Vorliegender Text
########################################

Der „steirische herbst“ der 1968 von Hanns Koren gegründet wurde, blickt auf eine lange Geschichte zurück und produktive Störungen waren immer wieder die Grundlage für öffentliche Debatten unterschiedlicher Art und quer durch alle Disziplinen und Medien, was Kultur für das Zeitgenössische bedeuten könnte, wurde neu definiert.

Das Motto 2021 lautet: „The Way Out” und wagt sich heuer radikal nach draußen, heraus aus dem Lockdown, aber auch heraus aus den Museen, Galerien und den institutionellen sicheren Räumlichkeiten. Des Weiteren beschäftigt sich das Festival mit der Frage, inwieweit können Kunstwerke in das Alltägliche eindringen. Sind es zufällige Begegnungen oder ist es die Wiederentdeckung der Außenwelt?

########################################

Gespeicherte Einträge aus einer Sammlung
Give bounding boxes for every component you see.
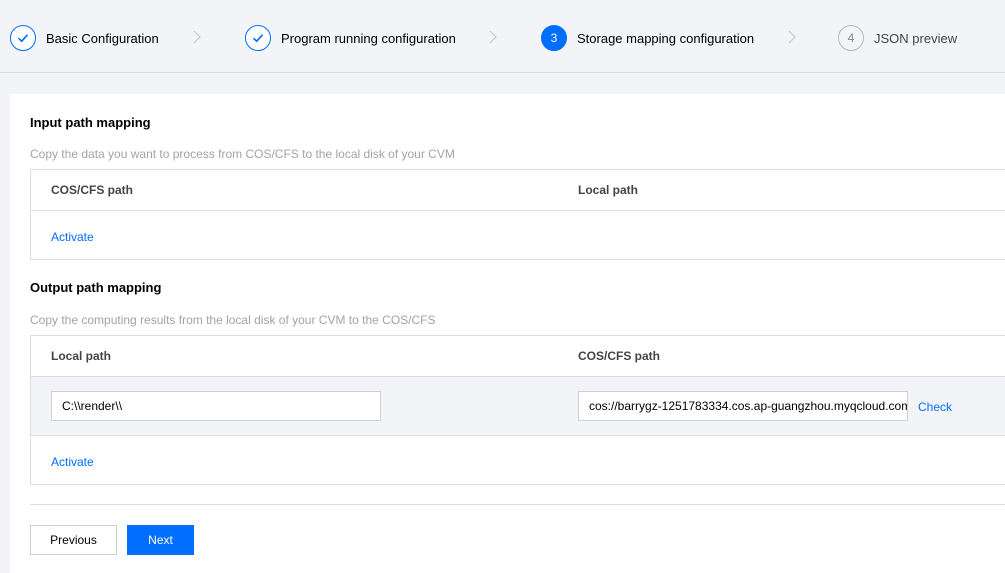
step-basic-configuration[interactable]: Basic Configuration (10, 24, 159, 52)
chevron-right-icon (192, 30, 202, 44)
activate-input-link[interactable]: Activate (51, 230, 94, 244)
output-mapping-table: Local path COS/CFS path C:\\render\\ cos… (30, 335, 1005, 485)
output-mapping-title: Output path mapping (30, 280, 162, 295)
divider (30, 504, 1005, 505)
storage-mapping-panel: Input path mapping Copy the data you wan… (10, 94, 1005, 573)
table-header: Local path COS/CFS path (31, 336, 1005, 377)
chevron-right-icon (787, 30, 797, 44)
wizard-steps: Basic Configuration Program running conf… (0, 0, 1005, 73)
step-json-preview[interactable]: 4 JSON preview (838, 24, 957, 52)
activate-output-link[interactable]: Activate (51, 455, 94, 469)
table-row: Activate (31, 436, 1005, 484)
input-mapping-title: Input path mapping (30, 115, 151, 130)
previous-button[interactable]: Previous (30, 525, 117, 555)
column-header-cos-cfs-path: COS/CFS path (51, 183, 134, 197)
input-mapping-table: COS/CFS path Local path Activate (30, 169, 1005, 260)
step-label: JSON preview (874, 30, 958, 46)
check-icon (245, 25, 271, 51)
next-button[interactable]: Next (127, 525, 194, 555)
table-row: Activate (31, 211, 1005, 259)
step-number-badge: 4 (838, 25, 864, 51)
column-header-local-path: Local path (51, 349, 112, 363)
column-header-cos-cfs-path: COS/CFS path (578, 349, 661, 363)
input-mapping-description: Copy the data you want to process from C… (30, 147, 455, 161)
output-mapping-description: Copy the computing results from the loca… (30, 313, 436, 327)
step-label: Program running configuration (281, 30, 456, 46)
step-number-badge: 3 (541, 25, 567, 51)
step-label: Basic Configuration (46, 30, 159, 46)
check-link[interactable]: Check (918, 400, 952, 414)
step-storage-mapping-configuration[interactable]: 3 Storage mapping configuration (541, 24, 754, 52)
check-icon (10, 25, 36, 51)
cos-path-input[interactable]: cos://barrygz-1251783334.cos.ap-guangzho… (578, 391, 908, 421)
step-label: Storage mapping configuration (577, 30, 755, 46)
chevron-right-icon (488, 30, 498, 44)
table-header: COS/CFS path Local path (31, 170, 1005, 211)
local-path-input[interactable]: C:\\render\\ (51, 391, 381, 421)
step-program-running-configuration[interactable]: Program running configuration (245, 24, 456, 52)
table-row: C:\\render\\ cos://barrygz-1251783334.co… (31, 377, 1005, 436)
column-header-local-path: Local path (578, 183, 639, 197)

########################################

Zu erledigende Aufgaben
**a.** Wie lautet laut dem Text über den steirischen herbst das Motto für 2021?
**b.** Schreib den Text über den steirischen herbst im Anschluss an seinen letzten Satz weiter.
Die Auflistung ist eigenständiges Material und gehört nicht zum Text.

Lösungen
**a.** „The Way Out“

**b.**
Ich besuchte den „steirischen herbst“ und stellte fest, er ist heuer anders als sonst oder empfand ich es nur, weil ich etwas chaotischer unterwegs war? Ehrlich gesagt, man muss sich auf alle Fälle Zeit nehmen und kann nicht, wie üblich, durch die Innenräume der Museen und Galerien „fetzen“, um sich dadurch einen Eindruck zu verschaffen. Ich kam vom „Durchrasen“ herunter und begann bestimmte Ziele zu wählen und nicht wie üblich, alles unter einem „Hut“ zu bringen. Man musste schon zweimal hinsehen.
Heuer ist eben alles anders, auch die Zusammenarbeit mit den Museen und Galerien. Heuer finden auch keine Kooperationen zwischen Kunsthaus Graz oder anderen Institutionen statt. Es gibt hier nur Parallelprogramme zu sehen, klar, der Titel sagt es ja „The Way out“.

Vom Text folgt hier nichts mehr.